══ Input ══

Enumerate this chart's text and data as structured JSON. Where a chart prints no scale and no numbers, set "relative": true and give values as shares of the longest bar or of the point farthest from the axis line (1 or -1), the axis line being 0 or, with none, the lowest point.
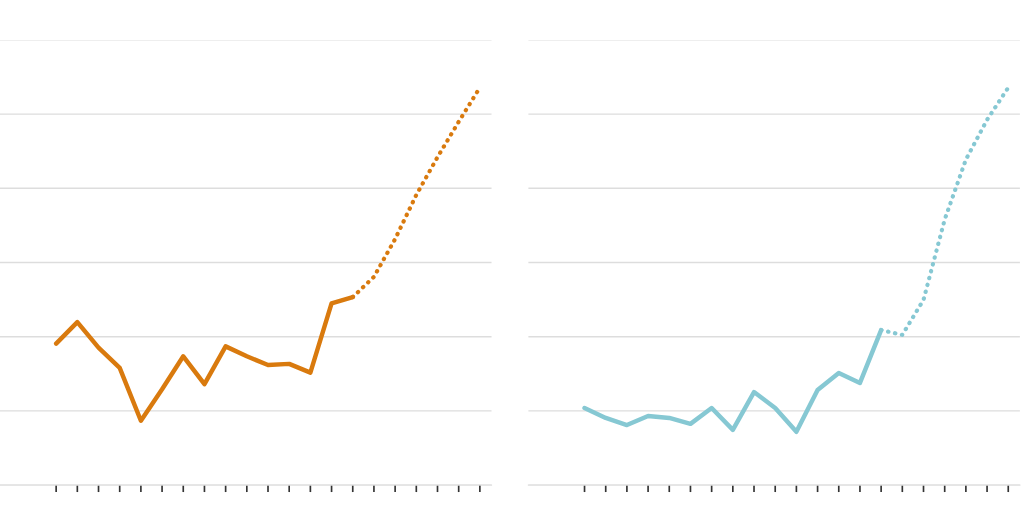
{
  "chart_data": [
    {
      "type": "line",
      "relative": true,
      "categories": [
        null,
        null,
        null,
        null,
        null,
        null,
        null,
        null,
        null,
        null,
        null,
        null,
        null,
        null,
        null,
        null,
        null,
        null,
        null,
        null,
        null
      ],
      "grid": "y",
      "series": [
        {
          "color": "#d97a0e",
          "line_style": "solid",
          "values": [
            0.356,
            0.41,
            0.346,
            0.295,
            0.162,
            0.241,
            0.324,
            0.254,
            0.349,
            0.324,
            0.302,
            0.305,
            0.283,
            0.457,
            0.473,
            null,
            null,
            null,
            null,
            null,
            null
          ]
        },
        {
          "color": "#d97a0e",
          "line_style": "dotted",
          "values": [
            null,
            null,
            null,
            null,
            null,
            null,
            null,
            null,
            null,
            null,
            null,
            null,
            null,
            null,
            0.473,
            0.524,
            0.619,
            0.73,
            0.825,
            0.914,
            1
          ]
        }
      ]
    },
    {
      "type": "line",
      "relative": true,
      "categories": [
        null,
        null,
        null,
        null,
        null,
        null,
        null,
        null,
        null,
        null,
        null,
        null,
        null,
        null,
        null,
        null,
        null,
        null,
        null,
        null,
        null
      ],
      "grid": "y",
      "series": [
        {
          "color": "#86c8d3",
          "line_style": "solid",
          "values": [
            0.194,
            0.169,
            0.151,
            0.174,
            0.169,
            0.154,
            0.194,
            0.139,
            0.234,
            0.194,
            0.134,
            0.239,
            0.282,
            0.257,
            0.39,
            null,
            null,
            null,
            null,
            null,
            null
          ]
        },
        {
          "color": "#86c8d3",
          "line_style": "dotted",
          "values": [
            null,
            null,
            null,
            null,
            null,
            null,
            null,
            null,
            null,
            null,
            null,
            null,
            null,
            null,
            0.39,
            0.378,
            0.466,
            0.668,
            0.819,
            0.919,
            1
          ]
        }
      ]
    }
  ]
}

═══

Work instructions:
Copy out all the records exactly, excluding pictures.

Task result:
Enumerate this chart's text and data as structured JSON. Where a chart prints no scale and no numbers, set "relative": true and give values as shares of the longest bar or of the point farthest from the axis line (1 or -1), the axis line being 0 or, with none, the lowest point.
{
  "chart_data": [
    {
      "type": "line",
      "relative": true,
      "categories": [
        null,
        null,
        null,
        null,
        null,
        null,
        null,
        null,
        null,
        null,
        null,
        null,
        null,
        null,
        null,
        null,
        null,
        null,
        null,
        null,
        null
      ],
      "grid": "y",
      "series": [
        {
          "color": "#d97a0e",
          "line_style": "solid",
          "values": [
            0.356,
            0.41,
            0.346,
            0.295,
            0.162,
            0.241,
            0.324,
            0.254,
            0.349,
            0.324,
            0.302,
            0.305,
            0.283,
            0.457,
            0.473,
            null,
            null,
            null,
            null,
            null,
            null
          ]
        },
        {
          "color": "#d97a0e",
          "line_style": "dotted",
          "values": [
            null,
            null,
            null,
            null,
            null,
            null,
            null,
            null,
            null,
            null,
            null,
            null,
            null,
            null,
            0.473,
            0.524,
            0.619,
            0.73,
            0.825,
            0.914,
            1
          ]
        }
      ]
    },
    {
      "type": "line",
      "relative": true,
      "categories": [
        null,
        null,
        null,
        null,
        null,
        null,
        null,
        null,
        null,
        null,
        null,
        null,
        null,
        null,
        null,
        null,
        null,
        null,
        null,
        null,
        null
      ],
      "grid": "y",
      "series": [
        {
          "color": "#86c8d3",
          "line_style": "solid",
          "values": [
            0.194,
            0.169,
            0.151,
            0.174,
            0.169,
            0.154,
            0.194,
            0.139,
            0.234,
            0.194,
            0.134,
            0.239,
            0.282,
            0.257,
            0.39,
            null,
            null,
            null,
            null,
            null,
            null
          ]
        },
        {
          "color": "#86c8d3",
          "line_style": "dotted",
          "values": [
            null,
            null,
            null,
            null,
            null,
            null,
            null,
            null,
            null,
            null,
            null,
            null,
            null,
            null,
            0.39,
            0.378,
            0.466,
            0.668,
            0.819,
            0.919,
            1
          ]
        }
      ]
    }
  ]
}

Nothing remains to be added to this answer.